GIVEN REQUEST => State how many lines in the listing below include the word "Difference". Give nothing but the number.

[Dataset records]
— start —

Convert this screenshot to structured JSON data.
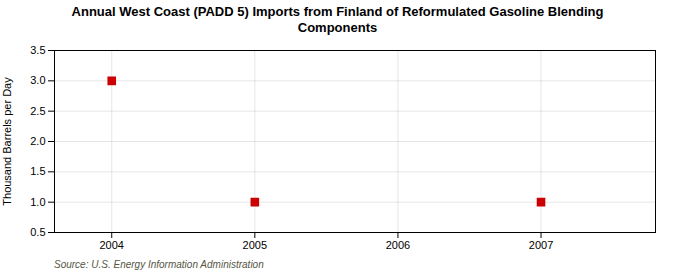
{
  "chart_data": {
    "type": "scatter",
    "title": "Annual West Coast (PADD 5) Imports from Finland of Reformulated Gasoline Blending\nComponents",
    "ylabel": "Thousand Barrels per Day",
    "source": "Source: U.S. Energy Information Administration",
    "x": [
      2004,
      2005,
      2007
    ],
    "values": [
      3.0,
      1.0,
      1.0
    ],
    "color": "#cc0000",
    "marker": "square",
    "xlim": [
      2003.6,
      2007.8
    ],
    "xticks": [
      2004,
      2005,
      2006,
      2007
    ],
    "ylim": [
      0.5,
      3.5
    ],
    "yticks": [
      0.5,
      {
        "value": 1,
        "label": "1.0"
      },
      1.5,
      {
        "value": 2,
        "label": "2.0"
      },
      2.5,
      {
        "value": 3,
        "label": "3.0"
      },
      3.5
    ],
    "grid": true
  }
}
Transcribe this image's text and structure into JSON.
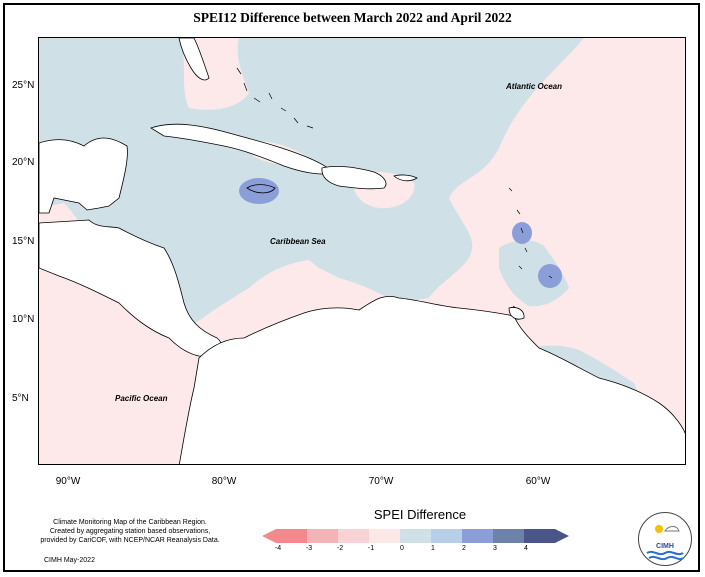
{
  "title": "SPEI12 Difference between March 2022 and April 2022",
  "map_labels": {
    "atlantic": "Atlantic Ocean",
    "caribbean": "Caribbean Sea",
    "pacific": "Pacific Ocean"
  },
  "lat_ticks": [
    "25°N",
    "20°N",
    "15°N",
    "10°N",
    "5°N"
  ],
  "lon_ticks": [
    "90°W",
    "80°W",
    "70°W",
    "60°W"
  ],
  "legend": {
    "title": "SPEI Difference",
    "ticks": [
      "-4",
      "-3",
      "-2",
      "-1",
      "0",
      "1",
      "2",
      "3",
      "4"
    ],
    "colors": [
      "#f4888c",
      "#f3b4b8",
      "#f8d3d6",
      "#fde8e8",
      "#cfe1e7",
      "#b7cfe8",
      "#8b9ed8",
      "#6d82a8",
      "#4b5688"
    ]
  },
  "credit": {
    "line1": "Climate Monitoring Map of the Caribbean Region.",
    "line2": "Created by aggregating station based observations,",
    "line3": "provided by CariCOF, with NCEP/NCAR Reanalysis Data.",
    "line4": "CIMH May-2022"
  },
  "logo_text": "CIMH"
}
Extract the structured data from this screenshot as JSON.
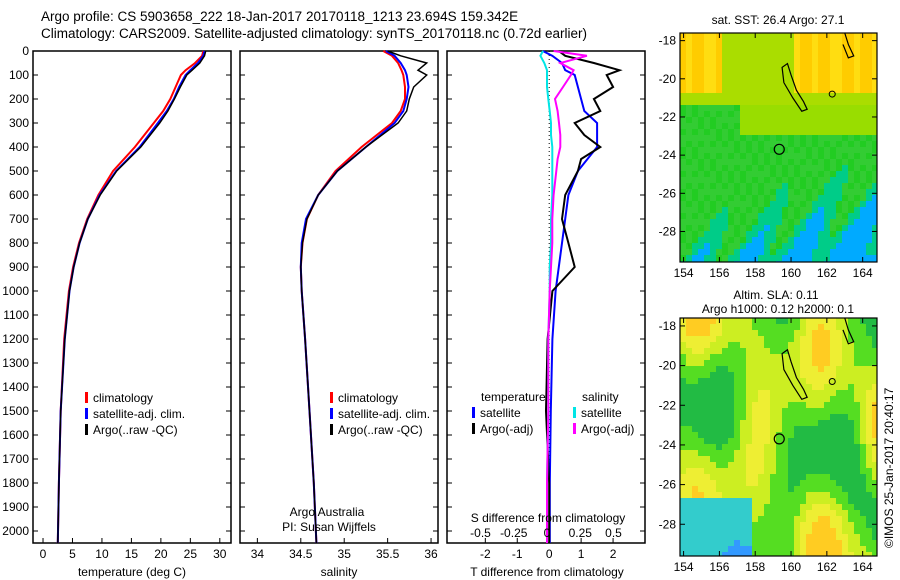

— end —

WRITTEN SOLUTION => 2